Goal of the exercise:
Track down each line that has the word "this" and copy it.

----------------

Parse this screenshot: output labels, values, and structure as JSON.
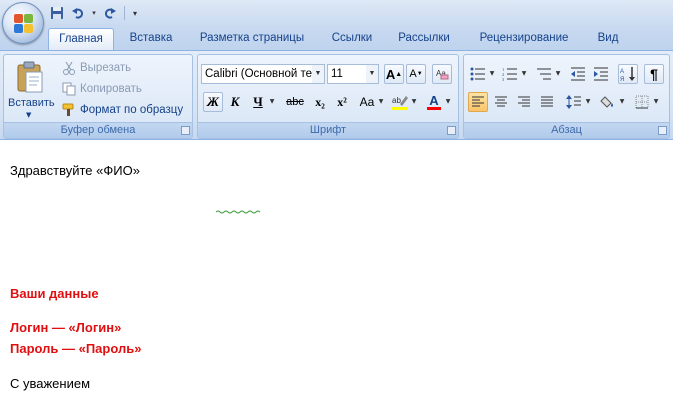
{
  "tabs": [
    "Главная",
    "Вставка",
    "Разметка страницы",
    "Ссылки",
    "Рассылки",
    "Рецензирование",
    "Вид"
  ],
  "clipboard": {
    "paste_label": "Вставить",
    "cut_label": "Вырезать",
    "copy_label": "Копировать",
    "format_label": "Формат по образцу",
    "group_label": "Буфер обмена"
  },
  "font": {
    "font_name": "Calibri (Основной те",
    "font_size": "11",
    "group_label": "Шрифт",
    "bold_glyph": "Ж",
    "italic_glyph": "К",
    "underline_glyph": "Ч",
    "strike_glyph": "abc",
    "subscript_glyph": "x₂",
    "superscript_glyph": "x²",
    "case_glyph": "Aa",
    "grow_glyph": "A",
    "shrink_glyph": "A",
    "color_glyph": "A",
    "highlight_color": "#ffff00",
    "font_color": "#ff0000"
  },
  "paragraph": {
    "group_label": "Абзац",
    "pilcrow": "¶"
  },
  "document": {
    "greeting": "Здравствуйте «ФИО»",
    "your_data": "Ваши данные",
    "login": "Логин  — «Логин»",
    "password": "Пароль — «Пароль»",
    "closing": "С уважением"
  }
}
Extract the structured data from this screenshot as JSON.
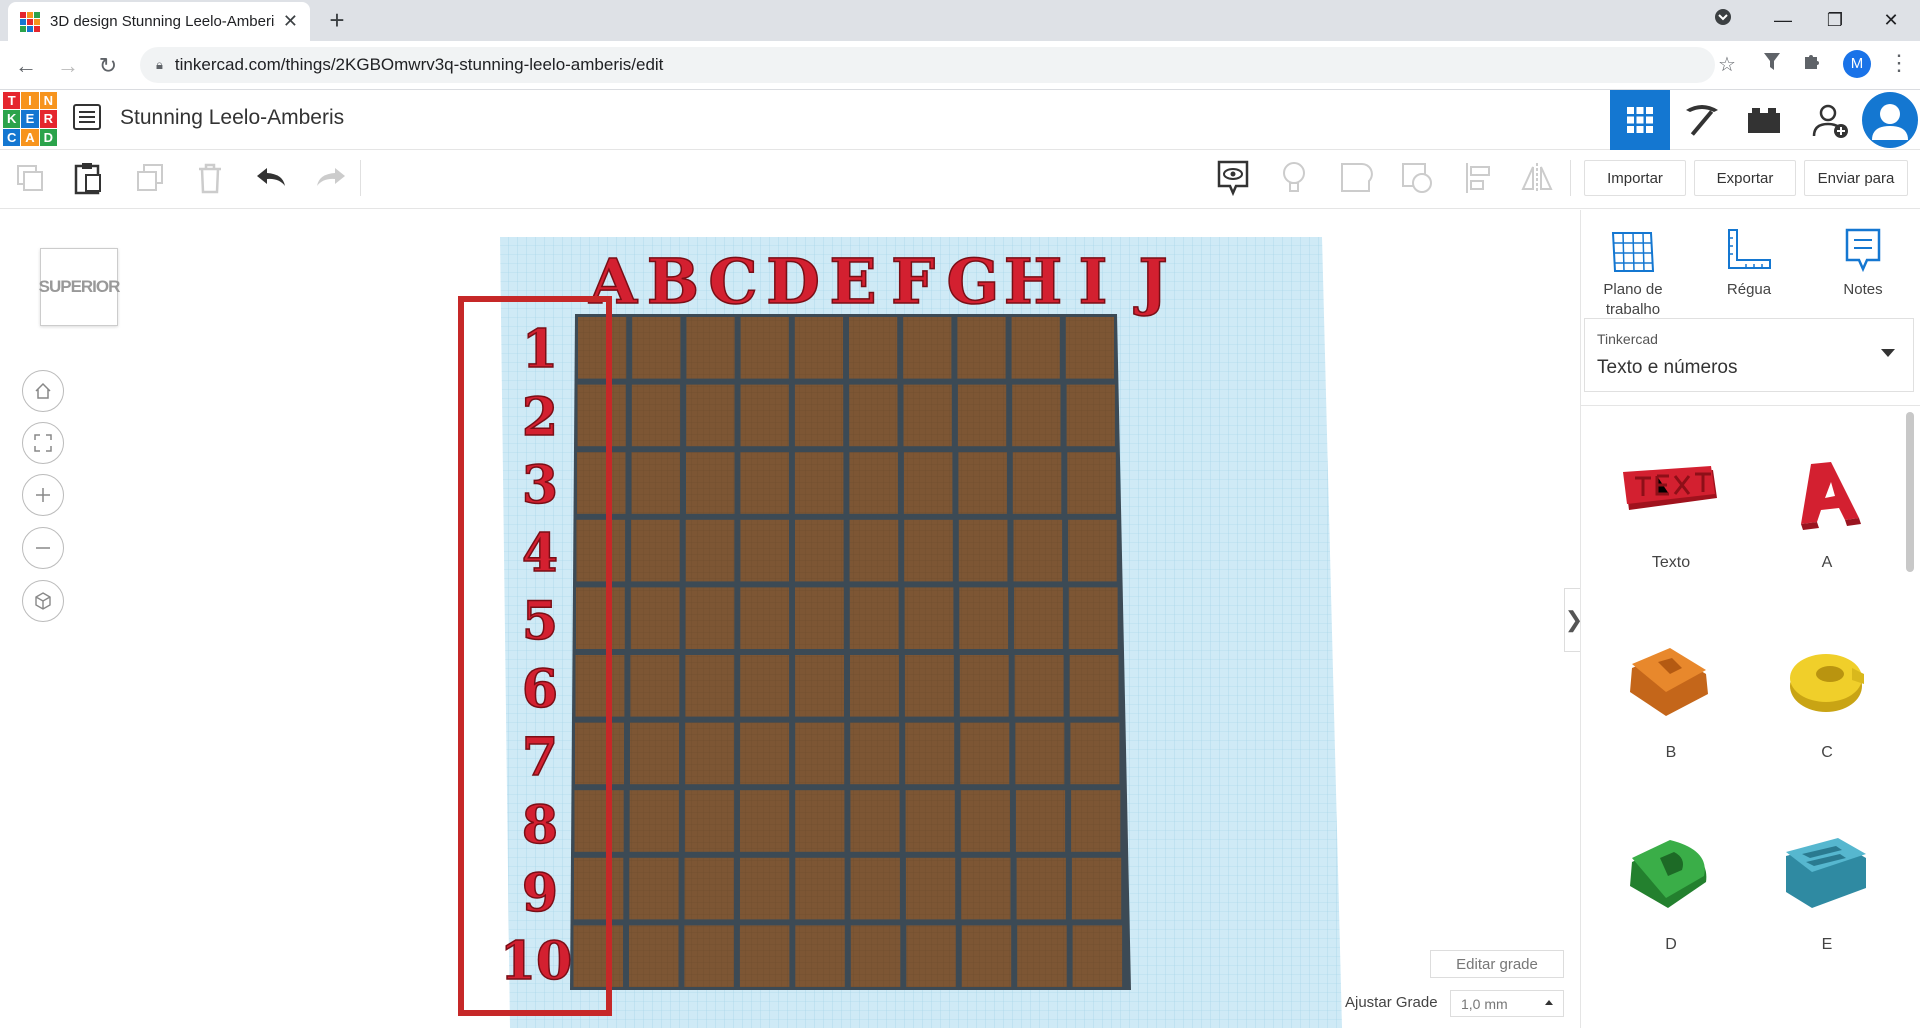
{
  "browser": {
    "tab_title": "3D design Stunning Leelo-Amberis",
    "tab_close": "✕",
    "new_tab": "+",
    "url": "tinkercad.com/things/2KGBOmwrv3q-stunning-leelo-amberis/edit",
    "profile_initial": "M"
  },
  "logo_letters": [
    "T",
    "I",
    "N",
    "K",
    "E",
    "R",
    "C",
    "A",
    "D"
  ],
  "logo_colors": [
    "#e5262e",
    "#f7941d",
    "#f7941d",
    "#2ba34b",
    "#1477d1",
    "#e5262e",
    "#1477d1",
    "#f7941d",
    "#2ba34b"
  ],
  "header": {
    "design_name": "Stunning Leelo-Amberis"
  },
  "toolbar": {
    "import_label": "Importar",
    "export_label": "Exportar",
    "send_label": "Enviar para"
  },
  "canvas": {
    "viewcube_label": "SUPERIOR",
    "column_letters": [
      "A",
      "B",
      "C",
      "D",
      "E",
      "F",
      "G",
      "H",
      "I",
      "J"
    ],
    "row_numbers": [
      "1",
      "2",
      "3",
      "4",
      "5",
      "6",
      "7",
      "8",
      "9",
      "10"
    ],
    "edit_grid_label": "Editar grade",
    "snap_grid_label": "Ajustar Grade",
    "snap_grid_value": "1,0 mm",
    "collapse_glyph": "❯"
  },
  "panel": {
    "workplane_label": "Plano de trabalho",
    "ruler_label": "Régua",
    "notes_label": "Notes",
    "library_source": "Tinkercad",
    "library_value": "Texto e números",
    "shapes": [
      {
        "label": "Texto",
        "color": "#d32030"
      },
      {
        "label": "A",
        "color": "#d32030"
      },
      {
        "label": "B",
        "color": "#e07a1f"
      },
      {
        "label": "C",
        "color": "#e6c21c"
      },
      {
        "label": "D",
        "color": "#2e9a3a"
      },
      {
        "label": "E",
        "color": "#3fa3bd"
      }
    ]
  },
  "colors": {
    "accent": "#1477d1",
    "selection": "#c62828",
    "grid_cell": "#7a5230",
    "workplane": "#bfe3f2",
    "letter_red": "#d32030"
  }
}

----------------

Worked answer:
Parse this screenshot: output labels, values, and structure as JSON.
Extract the structured data from this screenshot as JSON.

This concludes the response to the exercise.